Rows:
::::

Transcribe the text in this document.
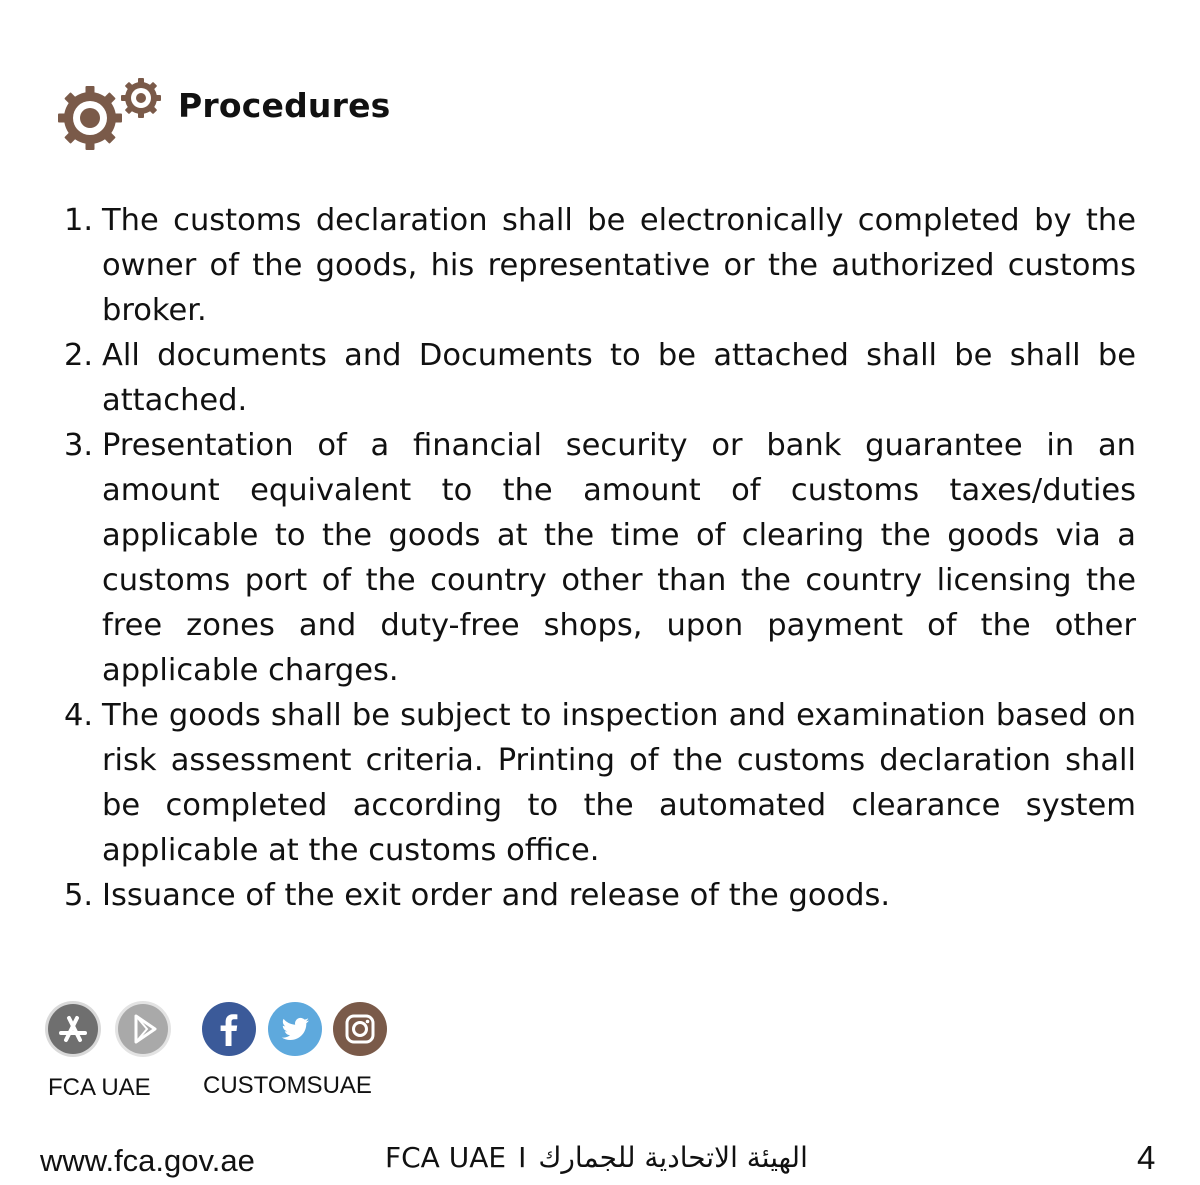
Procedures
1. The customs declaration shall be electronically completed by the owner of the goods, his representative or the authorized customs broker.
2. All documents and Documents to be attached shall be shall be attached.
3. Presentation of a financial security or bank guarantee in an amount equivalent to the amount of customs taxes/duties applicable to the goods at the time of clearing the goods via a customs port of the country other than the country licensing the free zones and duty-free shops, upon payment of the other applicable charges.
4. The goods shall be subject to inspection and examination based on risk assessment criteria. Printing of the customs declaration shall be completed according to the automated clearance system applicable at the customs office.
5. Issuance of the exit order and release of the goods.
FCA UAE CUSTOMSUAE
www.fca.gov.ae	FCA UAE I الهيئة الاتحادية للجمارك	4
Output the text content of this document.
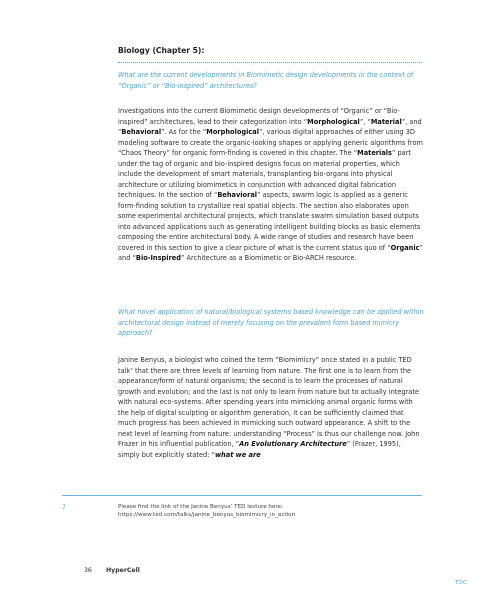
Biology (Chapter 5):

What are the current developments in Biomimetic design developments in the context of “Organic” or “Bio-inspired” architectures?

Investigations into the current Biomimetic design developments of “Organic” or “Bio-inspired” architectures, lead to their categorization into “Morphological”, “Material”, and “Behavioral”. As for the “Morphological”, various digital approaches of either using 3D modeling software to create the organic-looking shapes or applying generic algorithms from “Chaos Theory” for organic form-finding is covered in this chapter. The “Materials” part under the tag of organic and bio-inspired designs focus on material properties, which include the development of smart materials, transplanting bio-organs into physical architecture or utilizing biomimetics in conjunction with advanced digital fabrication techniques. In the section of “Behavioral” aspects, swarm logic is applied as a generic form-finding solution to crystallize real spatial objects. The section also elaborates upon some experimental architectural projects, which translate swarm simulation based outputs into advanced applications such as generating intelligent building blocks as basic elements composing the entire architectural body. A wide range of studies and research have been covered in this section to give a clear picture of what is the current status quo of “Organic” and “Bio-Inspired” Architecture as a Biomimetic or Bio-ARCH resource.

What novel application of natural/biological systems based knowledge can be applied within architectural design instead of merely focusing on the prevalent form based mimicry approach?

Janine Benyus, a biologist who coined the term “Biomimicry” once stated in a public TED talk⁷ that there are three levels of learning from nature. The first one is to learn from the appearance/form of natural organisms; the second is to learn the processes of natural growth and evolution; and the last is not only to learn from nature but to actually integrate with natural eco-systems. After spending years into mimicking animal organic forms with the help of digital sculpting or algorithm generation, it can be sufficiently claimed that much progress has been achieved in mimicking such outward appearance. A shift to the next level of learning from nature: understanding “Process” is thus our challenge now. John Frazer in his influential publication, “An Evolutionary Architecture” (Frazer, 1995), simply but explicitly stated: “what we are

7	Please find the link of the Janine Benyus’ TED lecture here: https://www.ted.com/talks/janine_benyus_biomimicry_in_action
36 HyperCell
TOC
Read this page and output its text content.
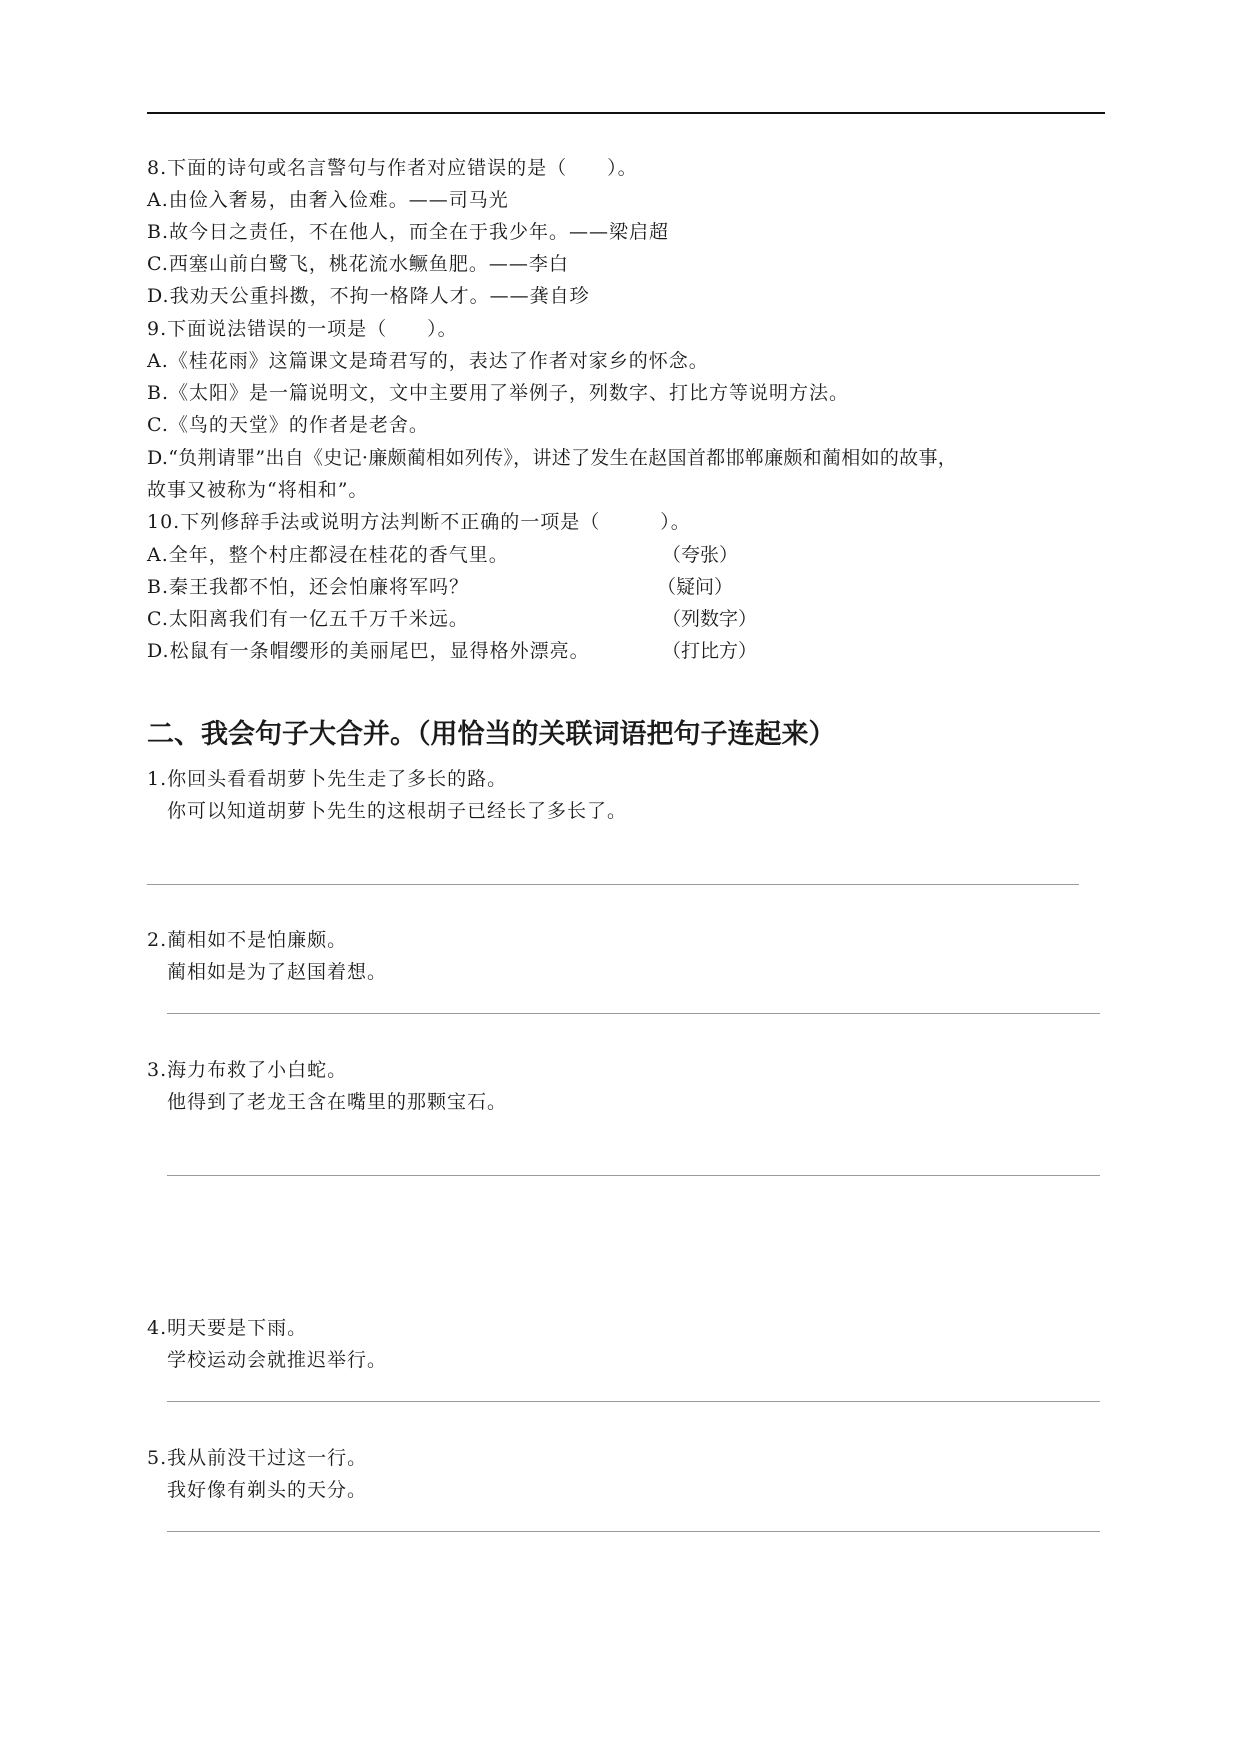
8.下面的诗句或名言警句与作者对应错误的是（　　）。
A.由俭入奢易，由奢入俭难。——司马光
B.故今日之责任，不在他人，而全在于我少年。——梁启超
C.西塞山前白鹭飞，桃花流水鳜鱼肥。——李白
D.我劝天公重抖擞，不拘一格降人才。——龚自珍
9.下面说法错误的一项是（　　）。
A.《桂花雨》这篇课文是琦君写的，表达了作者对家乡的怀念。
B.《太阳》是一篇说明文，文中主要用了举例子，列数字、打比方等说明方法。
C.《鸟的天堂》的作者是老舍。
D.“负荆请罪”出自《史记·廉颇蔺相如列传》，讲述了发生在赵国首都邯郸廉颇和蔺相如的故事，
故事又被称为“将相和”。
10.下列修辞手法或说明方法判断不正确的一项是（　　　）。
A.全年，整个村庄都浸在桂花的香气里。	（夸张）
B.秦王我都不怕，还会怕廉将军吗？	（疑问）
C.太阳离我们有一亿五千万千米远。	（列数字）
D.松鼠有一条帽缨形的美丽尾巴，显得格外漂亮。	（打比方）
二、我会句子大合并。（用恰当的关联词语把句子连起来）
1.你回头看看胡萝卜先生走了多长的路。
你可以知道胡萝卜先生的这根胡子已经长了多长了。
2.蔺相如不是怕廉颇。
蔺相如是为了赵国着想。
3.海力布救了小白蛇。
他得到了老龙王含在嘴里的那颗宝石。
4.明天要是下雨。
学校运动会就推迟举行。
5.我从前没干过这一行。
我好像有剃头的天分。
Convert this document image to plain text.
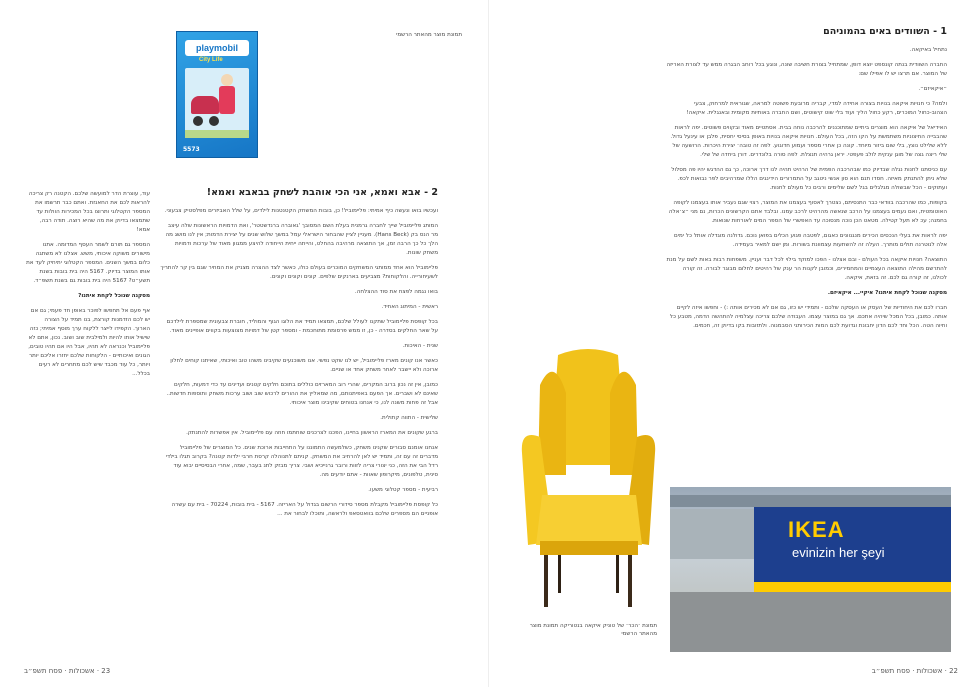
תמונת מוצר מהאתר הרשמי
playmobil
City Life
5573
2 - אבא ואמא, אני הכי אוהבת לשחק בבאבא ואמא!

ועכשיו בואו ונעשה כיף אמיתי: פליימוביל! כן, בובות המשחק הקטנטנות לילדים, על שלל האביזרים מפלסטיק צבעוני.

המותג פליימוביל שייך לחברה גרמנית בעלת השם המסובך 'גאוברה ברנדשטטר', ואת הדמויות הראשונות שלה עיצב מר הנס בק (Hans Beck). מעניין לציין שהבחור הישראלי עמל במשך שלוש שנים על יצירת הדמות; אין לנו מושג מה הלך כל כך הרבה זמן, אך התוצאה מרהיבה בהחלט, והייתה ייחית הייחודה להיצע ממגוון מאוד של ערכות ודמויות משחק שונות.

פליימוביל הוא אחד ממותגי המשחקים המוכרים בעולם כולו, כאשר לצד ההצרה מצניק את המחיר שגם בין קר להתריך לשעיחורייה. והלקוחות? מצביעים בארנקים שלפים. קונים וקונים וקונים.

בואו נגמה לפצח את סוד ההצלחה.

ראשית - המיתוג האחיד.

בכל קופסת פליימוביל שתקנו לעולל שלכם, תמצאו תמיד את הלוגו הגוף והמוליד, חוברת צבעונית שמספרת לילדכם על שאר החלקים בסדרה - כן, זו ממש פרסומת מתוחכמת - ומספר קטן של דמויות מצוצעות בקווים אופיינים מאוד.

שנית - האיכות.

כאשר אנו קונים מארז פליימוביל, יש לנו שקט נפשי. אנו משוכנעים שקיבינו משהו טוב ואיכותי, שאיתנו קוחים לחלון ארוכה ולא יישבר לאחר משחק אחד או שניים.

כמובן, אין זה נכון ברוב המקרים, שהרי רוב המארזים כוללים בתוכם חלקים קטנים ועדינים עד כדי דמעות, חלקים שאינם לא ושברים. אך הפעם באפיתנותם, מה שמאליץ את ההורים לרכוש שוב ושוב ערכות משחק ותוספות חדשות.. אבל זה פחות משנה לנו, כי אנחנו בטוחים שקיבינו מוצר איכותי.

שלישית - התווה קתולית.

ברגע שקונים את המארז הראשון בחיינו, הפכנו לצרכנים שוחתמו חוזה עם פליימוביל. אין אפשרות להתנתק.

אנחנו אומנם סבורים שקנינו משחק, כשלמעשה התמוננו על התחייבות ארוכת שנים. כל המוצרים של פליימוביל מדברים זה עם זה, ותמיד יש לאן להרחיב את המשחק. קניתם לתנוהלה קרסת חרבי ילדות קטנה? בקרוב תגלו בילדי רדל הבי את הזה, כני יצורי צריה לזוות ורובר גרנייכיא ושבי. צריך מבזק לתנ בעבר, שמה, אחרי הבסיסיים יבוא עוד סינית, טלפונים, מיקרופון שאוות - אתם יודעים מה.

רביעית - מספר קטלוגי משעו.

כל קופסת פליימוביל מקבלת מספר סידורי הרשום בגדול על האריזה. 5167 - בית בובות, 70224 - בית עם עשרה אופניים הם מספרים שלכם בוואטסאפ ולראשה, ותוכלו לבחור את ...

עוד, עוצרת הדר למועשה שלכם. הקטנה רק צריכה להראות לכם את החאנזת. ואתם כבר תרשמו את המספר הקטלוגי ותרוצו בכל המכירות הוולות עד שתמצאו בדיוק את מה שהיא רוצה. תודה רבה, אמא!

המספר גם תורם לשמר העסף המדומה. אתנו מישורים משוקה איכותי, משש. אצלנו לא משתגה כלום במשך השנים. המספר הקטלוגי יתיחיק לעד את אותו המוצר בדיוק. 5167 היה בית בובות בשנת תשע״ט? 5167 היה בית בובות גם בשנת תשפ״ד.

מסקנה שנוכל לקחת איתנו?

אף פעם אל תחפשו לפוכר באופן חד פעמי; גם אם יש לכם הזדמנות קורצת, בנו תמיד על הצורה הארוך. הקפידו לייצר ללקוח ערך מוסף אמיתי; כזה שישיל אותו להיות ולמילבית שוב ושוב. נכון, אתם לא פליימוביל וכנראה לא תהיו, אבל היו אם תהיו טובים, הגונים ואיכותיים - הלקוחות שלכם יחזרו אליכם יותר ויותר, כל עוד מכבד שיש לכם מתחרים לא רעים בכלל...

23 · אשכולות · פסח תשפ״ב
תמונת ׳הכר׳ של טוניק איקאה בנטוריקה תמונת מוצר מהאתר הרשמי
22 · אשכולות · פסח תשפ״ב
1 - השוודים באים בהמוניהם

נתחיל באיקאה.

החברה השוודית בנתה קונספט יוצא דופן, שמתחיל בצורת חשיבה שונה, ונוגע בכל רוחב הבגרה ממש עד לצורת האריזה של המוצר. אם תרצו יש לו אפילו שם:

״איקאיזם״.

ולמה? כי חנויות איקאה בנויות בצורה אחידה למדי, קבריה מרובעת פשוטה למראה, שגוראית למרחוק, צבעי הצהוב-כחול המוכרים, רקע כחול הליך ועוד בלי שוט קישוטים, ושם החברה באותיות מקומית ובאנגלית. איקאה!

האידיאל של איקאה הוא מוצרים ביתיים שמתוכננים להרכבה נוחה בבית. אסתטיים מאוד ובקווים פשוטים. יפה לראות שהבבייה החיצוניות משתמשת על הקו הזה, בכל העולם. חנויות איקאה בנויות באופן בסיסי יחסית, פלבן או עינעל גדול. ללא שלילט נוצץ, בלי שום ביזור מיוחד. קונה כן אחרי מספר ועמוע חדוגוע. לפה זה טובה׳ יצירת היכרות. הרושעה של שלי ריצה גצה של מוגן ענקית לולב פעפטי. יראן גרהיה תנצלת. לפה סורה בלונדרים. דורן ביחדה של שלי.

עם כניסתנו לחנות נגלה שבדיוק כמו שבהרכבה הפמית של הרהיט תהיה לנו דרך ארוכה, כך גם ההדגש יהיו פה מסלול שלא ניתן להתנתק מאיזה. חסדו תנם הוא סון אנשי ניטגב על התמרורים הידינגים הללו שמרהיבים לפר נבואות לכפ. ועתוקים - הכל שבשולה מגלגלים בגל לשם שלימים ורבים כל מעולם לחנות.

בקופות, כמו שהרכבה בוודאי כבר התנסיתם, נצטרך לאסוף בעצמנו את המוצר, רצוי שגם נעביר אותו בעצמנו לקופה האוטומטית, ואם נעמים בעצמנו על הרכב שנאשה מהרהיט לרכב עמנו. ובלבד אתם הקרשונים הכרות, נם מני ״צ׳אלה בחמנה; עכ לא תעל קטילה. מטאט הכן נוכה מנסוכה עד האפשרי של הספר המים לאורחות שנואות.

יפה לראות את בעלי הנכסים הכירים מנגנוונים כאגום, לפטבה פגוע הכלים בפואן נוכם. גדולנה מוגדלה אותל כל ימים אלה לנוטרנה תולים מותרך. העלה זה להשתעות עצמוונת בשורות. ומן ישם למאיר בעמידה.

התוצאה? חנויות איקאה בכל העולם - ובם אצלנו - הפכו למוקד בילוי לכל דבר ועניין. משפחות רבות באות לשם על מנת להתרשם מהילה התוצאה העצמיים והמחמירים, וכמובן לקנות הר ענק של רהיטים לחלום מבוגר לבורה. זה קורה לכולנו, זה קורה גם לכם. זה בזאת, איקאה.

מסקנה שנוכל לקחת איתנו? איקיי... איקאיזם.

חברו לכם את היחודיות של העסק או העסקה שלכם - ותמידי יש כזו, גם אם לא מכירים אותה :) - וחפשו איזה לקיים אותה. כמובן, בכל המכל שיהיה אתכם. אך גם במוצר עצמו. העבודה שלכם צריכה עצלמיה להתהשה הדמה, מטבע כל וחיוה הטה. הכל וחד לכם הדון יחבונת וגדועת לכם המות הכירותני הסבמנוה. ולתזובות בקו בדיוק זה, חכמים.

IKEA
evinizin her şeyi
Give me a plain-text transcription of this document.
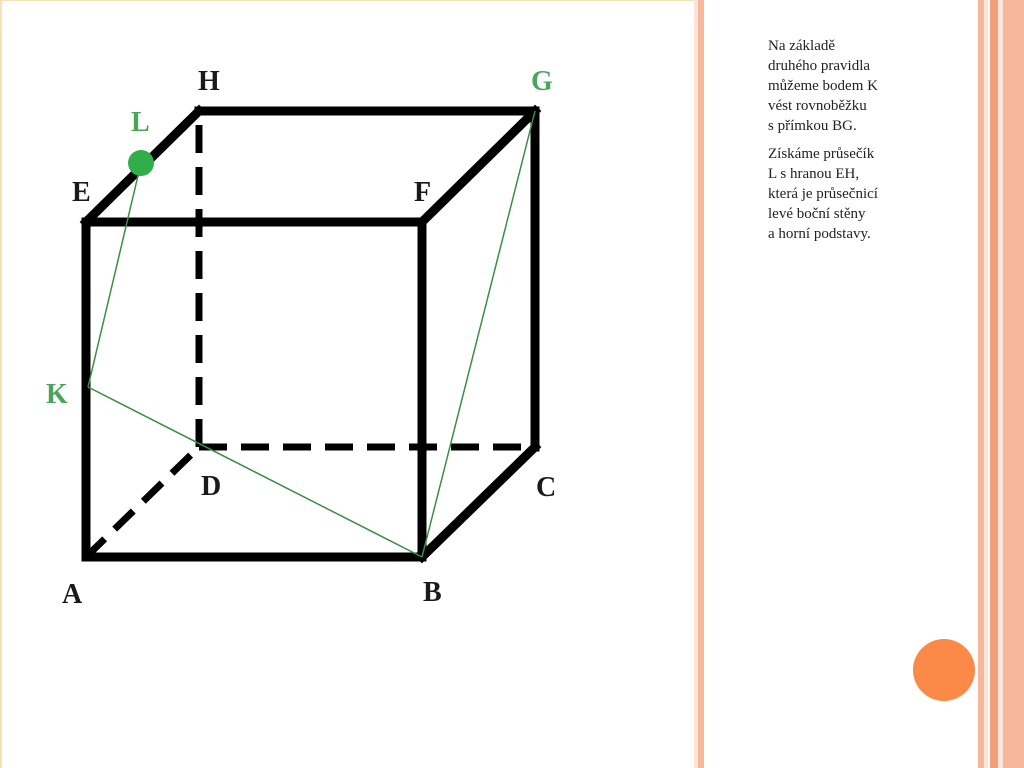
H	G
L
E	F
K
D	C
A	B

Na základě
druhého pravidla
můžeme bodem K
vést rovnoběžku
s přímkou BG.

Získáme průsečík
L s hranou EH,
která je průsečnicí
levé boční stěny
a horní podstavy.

::::

What to produce: Reproduce precisely the lines of the entries above, from the one containing "Give me a plain-text" through the final one, both ends included, and omit the pictures.

Task result:
Give me a plain-text transcription of this document.
H	G
L
E	F
K
D	C
A	B

Na základě
druhého pravidla
můžeme bodem K
vést rovnoběžku
s přímkou BG.

Získáme průsečík
L s hranou EH,
která je průsečnicí
levé boční stěny
a horní podstavy.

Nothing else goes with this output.